--- start Input ---
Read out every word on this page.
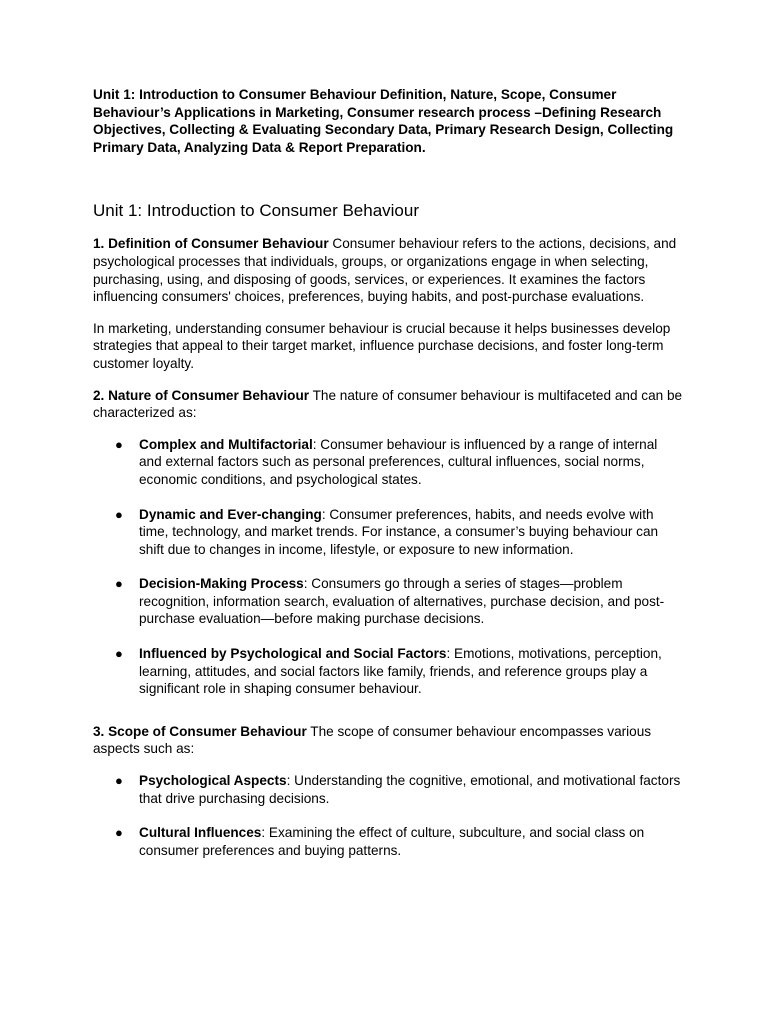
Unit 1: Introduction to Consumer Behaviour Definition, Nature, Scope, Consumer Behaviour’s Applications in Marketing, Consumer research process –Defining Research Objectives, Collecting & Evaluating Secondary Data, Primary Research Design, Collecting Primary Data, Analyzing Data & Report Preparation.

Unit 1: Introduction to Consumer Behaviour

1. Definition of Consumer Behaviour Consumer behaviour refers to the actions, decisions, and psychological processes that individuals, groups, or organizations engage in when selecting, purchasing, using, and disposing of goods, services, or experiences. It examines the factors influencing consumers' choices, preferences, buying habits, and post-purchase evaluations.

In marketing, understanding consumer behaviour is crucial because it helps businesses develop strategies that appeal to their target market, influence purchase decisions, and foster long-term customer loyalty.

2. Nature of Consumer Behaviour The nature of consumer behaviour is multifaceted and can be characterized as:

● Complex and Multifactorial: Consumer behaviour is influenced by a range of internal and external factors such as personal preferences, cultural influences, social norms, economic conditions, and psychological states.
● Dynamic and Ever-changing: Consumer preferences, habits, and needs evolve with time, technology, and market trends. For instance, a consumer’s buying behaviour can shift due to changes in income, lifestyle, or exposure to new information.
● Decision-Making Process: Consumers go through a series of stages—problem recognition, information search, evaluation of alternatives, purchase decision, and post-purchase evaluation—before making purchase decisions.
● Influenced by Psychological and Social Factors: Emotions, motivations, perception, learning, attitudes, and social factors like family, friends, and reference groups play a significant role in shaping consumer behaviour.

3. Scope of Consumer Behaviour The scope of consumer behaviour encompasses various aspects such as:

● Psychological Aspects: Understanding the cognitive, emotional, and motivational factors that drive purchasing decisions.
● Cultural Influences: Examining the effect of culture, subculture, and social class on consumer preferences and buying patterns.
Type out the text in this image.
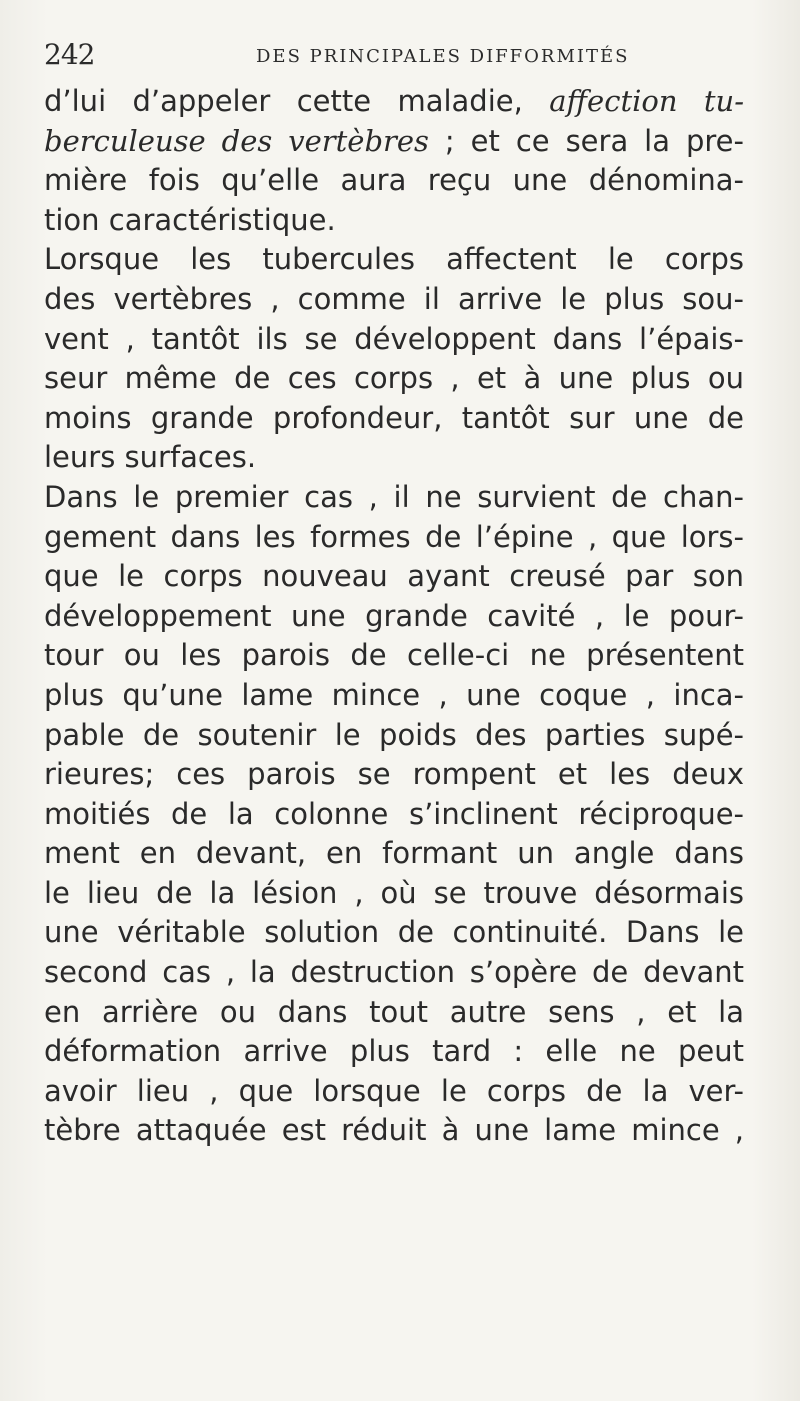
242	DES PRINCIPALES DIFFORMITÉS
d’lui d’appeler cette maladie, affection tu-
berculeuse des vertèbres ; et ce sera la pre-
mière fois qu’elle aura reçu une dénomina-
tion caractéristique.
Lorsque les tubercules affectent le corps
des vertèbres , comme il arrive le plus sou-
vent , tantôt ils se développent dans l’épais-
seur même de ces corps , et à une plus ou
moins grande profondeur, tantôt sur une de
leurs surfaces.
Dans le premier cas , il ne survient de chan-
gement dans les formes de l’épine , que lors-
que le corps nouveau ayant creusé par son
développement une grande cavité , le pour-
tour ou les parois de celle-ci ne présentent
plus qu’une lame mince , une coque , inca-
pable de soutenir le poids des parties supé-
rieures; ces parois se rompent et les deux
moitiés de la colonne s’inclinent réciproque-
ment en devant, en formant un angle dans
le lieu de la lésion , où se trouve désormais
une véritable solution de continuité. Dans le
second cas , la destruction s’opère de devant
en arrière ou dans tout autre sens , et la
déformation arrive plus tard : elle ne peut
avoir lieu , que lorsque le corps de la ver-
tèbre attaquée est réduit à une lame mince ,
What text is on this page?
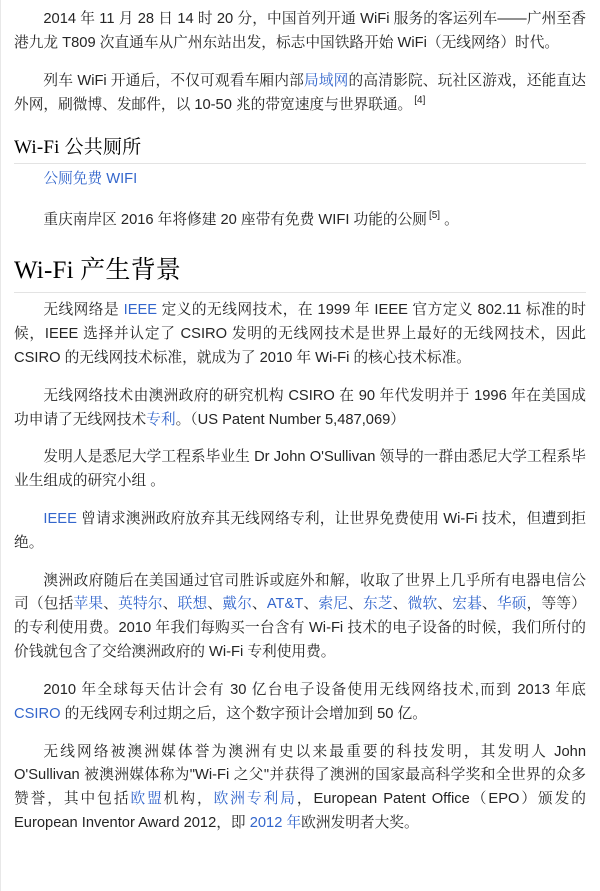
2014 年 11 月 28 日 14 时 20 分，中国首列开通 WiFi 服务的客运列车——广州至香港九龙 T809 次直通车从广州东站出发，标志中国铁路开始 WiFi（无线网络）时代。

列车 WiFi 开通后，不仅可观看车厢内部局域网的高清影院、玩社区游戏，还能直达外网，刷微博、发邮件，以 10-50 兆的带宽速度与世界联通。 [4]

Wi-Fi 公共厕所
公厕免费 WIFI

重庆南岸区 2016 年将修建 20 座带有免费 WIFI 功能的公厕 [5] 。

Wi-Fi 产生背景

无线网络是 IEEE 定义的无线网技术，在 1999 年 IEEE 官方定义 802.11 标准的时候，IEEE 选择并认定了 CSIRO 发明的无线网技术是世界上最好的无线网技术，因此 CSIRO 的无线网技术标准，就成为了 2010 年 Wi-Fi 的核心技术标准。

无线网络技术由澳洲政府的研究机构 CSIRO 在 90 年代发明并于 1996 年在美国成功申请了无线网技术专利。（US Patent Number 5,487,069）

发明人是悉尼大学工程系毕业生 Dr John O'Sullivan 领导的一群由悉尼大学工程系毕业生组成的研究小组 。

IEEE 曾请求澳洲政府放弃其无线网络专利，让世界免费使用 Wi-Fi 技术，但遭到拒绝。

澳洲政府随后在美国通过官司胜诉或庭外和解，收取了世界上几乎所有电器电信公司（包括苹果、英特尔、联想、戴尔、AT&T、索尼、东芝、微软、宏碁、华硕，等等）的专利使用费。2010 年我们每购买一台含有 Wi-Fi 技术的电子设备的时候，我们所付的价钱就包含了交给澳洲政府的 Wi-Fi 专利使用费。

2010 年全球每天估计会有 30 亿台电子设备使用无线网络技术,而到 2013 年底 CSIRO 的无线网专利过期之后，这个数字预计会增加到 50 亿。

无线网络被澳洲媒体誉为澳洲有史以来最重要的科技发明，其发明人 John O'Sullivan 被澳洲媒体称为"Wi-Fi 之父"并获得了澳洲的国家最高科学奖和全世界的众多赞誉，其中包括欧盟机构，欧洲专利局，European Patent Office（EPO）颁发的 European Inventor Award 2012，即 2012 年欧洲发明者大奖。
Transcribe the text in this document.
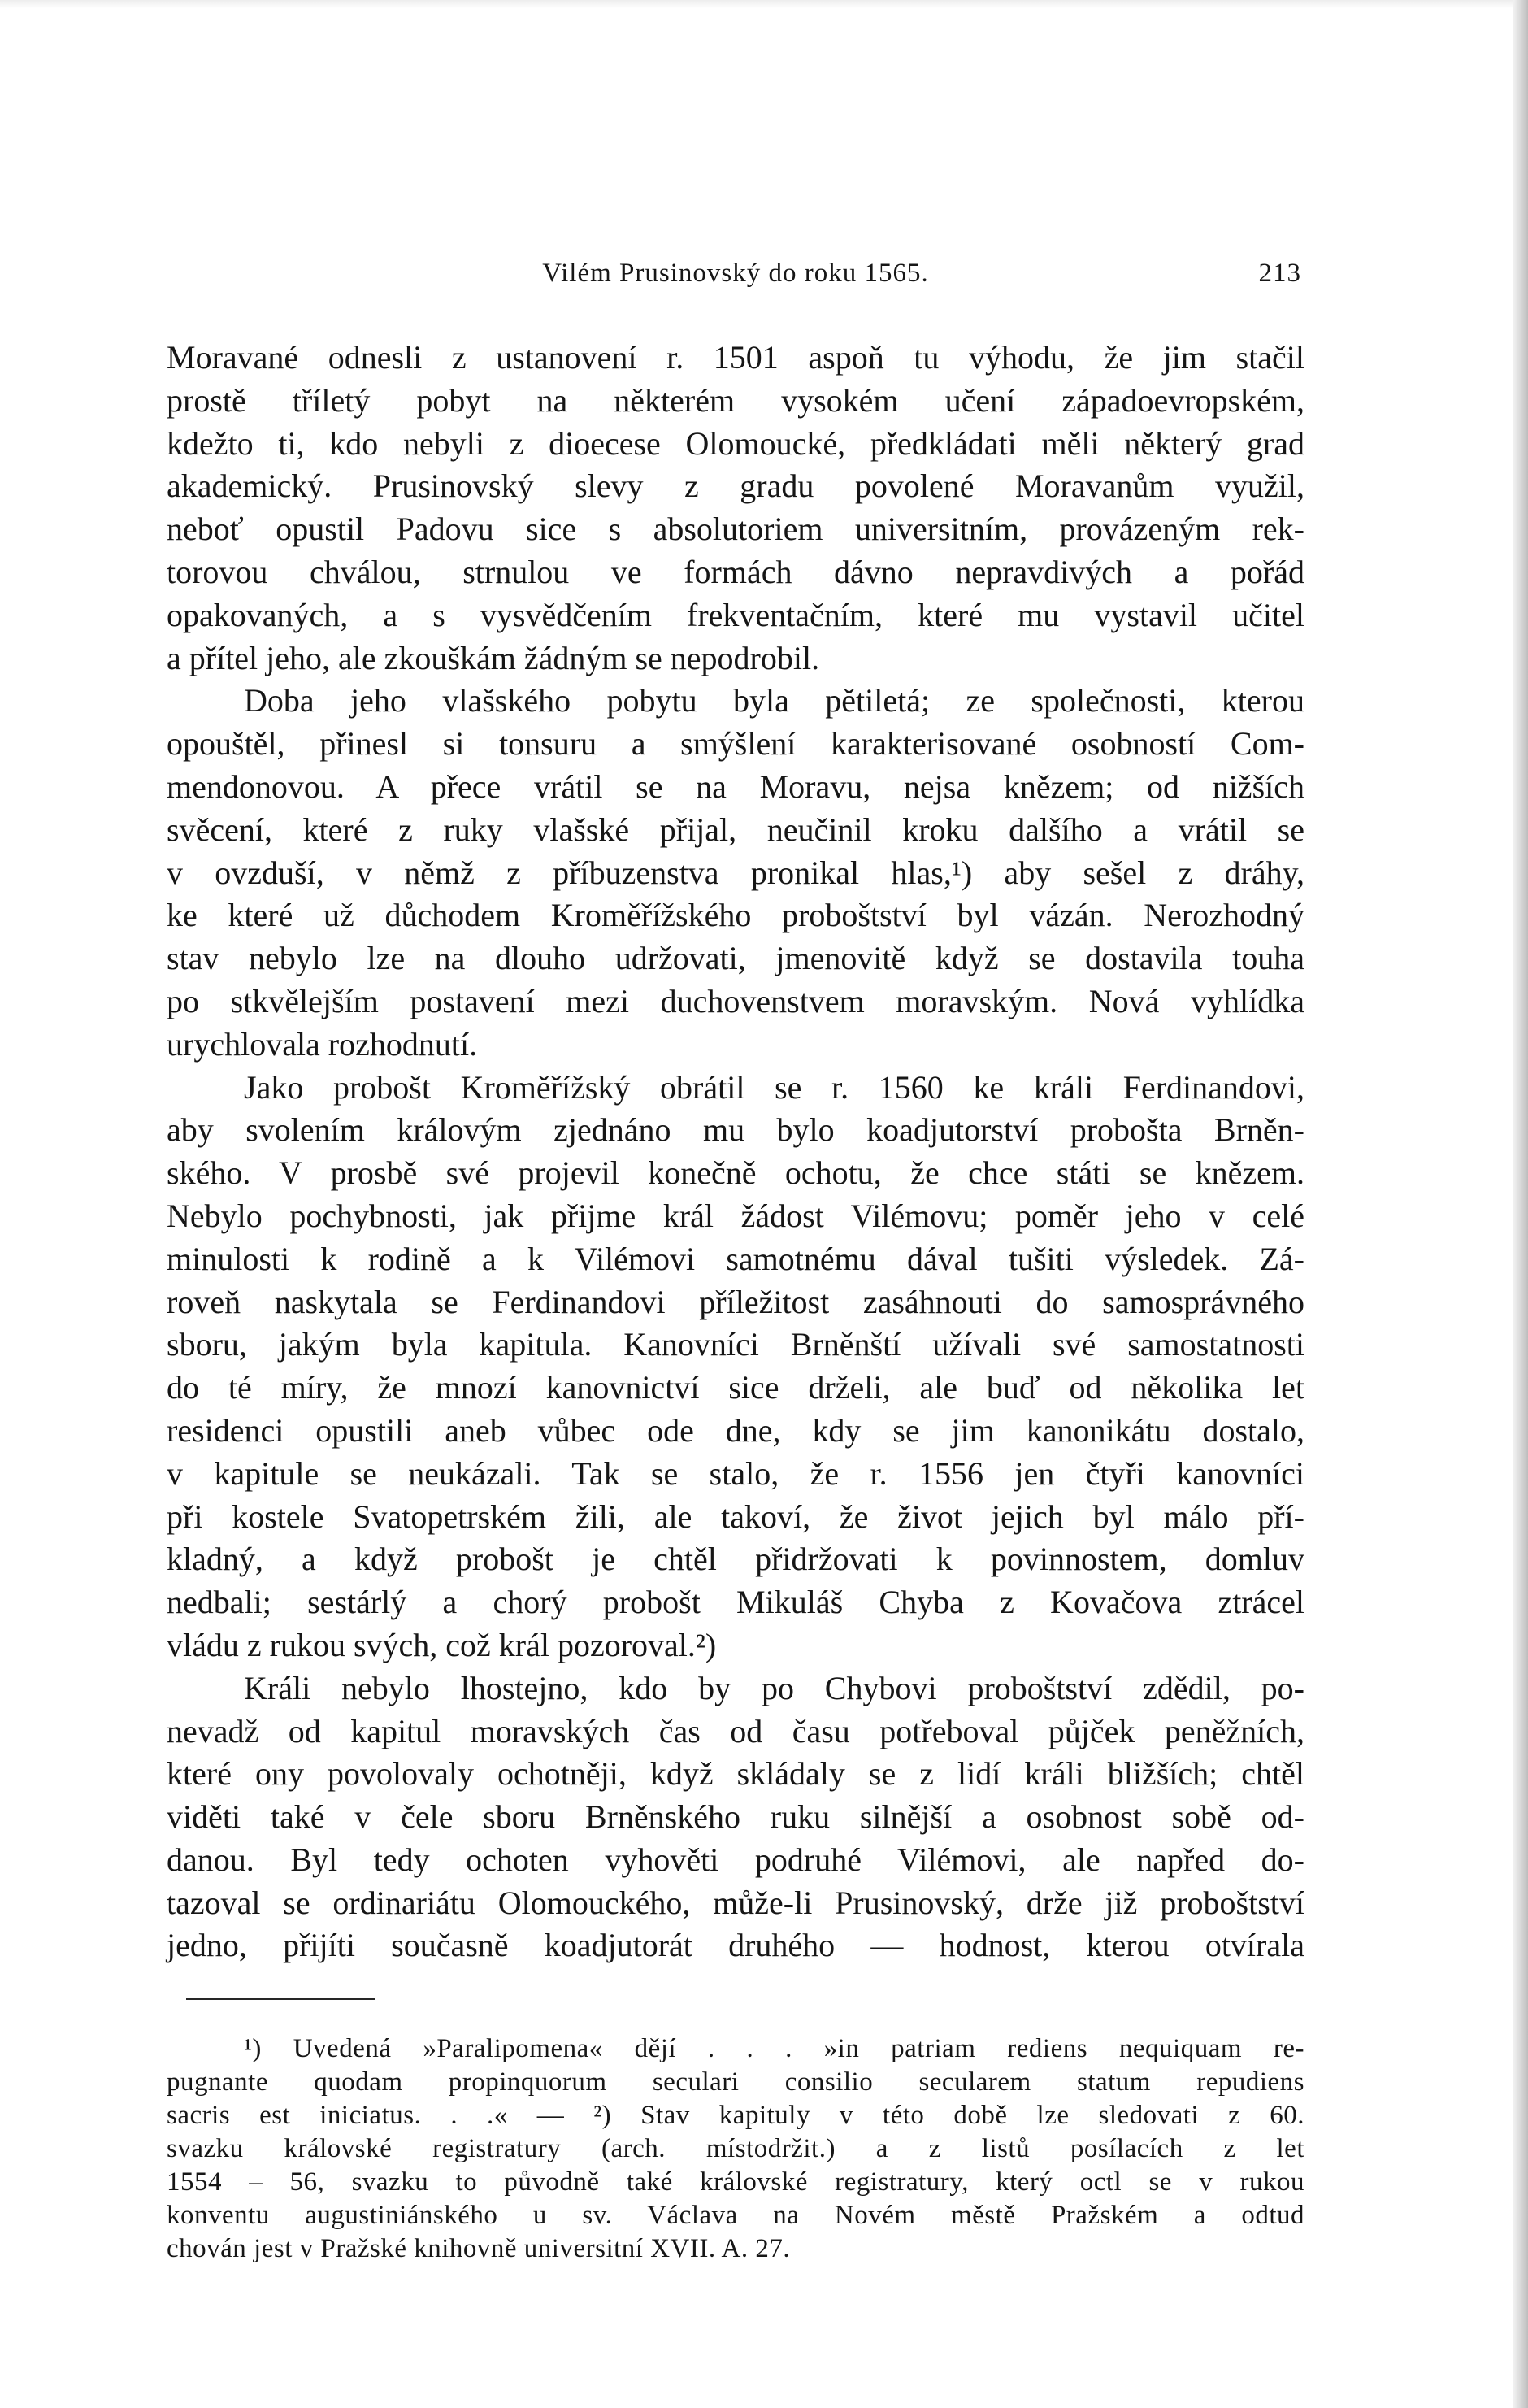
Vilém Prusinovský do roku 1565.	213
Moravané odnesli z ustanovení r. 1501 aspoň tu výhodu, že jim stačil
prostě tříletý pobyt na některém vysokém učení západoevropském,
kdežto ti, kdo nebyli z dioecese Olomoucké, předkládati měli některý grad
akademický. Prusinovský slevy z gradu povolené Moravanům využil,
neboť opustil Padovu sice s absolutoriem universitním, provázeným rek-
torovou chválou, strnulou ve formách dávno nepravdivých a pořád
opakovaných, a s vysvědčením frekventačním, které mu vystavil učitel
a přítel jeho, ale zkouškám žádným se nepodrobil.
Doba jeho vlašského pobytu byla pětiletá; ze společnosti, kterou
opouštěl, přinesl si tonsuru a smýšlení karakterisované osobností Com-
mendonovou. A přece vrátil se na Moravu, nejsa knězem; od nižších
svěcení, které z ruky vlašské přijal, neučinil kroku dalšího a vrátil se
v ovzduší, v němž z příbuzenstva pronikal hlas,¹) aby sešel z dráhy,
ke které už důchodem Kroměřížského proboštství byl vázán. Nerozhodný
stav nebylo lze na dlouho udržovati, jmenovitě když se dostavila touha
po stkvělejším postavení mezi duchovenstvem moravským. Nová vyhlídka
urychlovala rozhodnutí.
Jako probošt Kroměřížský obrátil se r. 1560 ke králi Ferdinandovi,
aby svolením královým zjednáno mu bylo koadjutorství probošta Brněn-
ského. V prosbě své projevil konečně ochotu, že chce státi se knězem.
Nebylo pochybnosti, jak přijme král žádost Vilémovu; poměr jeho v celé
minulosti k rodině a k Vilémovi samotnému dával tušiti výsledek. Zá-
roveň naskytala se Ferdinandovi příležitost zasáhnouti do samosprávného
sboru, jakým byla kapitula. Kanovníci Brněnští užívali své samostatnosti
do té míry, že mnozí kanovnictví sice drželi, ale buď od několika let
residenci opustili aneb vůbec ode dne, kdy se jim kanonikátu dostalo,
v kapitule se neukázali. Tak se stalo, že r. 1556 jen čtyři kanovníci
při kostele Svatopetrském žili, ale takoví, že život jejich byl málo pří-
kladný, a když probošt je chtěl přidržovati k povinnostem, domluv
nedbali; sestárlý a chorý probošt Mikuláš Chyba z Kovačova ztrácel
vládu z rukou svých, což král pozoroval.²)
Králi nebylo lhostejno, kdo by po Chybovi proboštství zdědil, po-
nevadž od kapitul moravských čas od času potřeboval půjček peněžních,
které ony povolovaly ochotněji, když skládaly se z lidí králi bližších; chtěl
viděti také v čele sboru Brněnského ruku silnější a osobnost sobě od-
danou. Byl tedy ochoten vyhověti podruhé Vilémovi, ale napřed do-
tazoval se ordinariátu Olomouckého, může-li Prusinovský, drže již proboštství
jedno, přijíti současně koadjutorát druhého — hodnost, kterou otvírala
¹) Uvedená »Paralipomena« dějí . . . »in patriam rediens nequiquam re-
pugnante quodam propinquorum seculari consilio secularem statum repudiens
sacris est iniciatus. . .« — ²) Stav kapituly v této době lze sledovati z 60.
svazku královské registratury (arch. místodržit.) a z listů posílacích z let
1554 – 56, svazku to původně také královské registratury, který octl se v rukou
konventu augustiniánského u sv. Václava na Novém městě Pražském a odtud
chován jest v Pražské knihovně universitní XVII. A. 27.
--- end Input ---
Task directions
Tell how many lines in the material above include the word "Unit", giving the number only.

Task output
2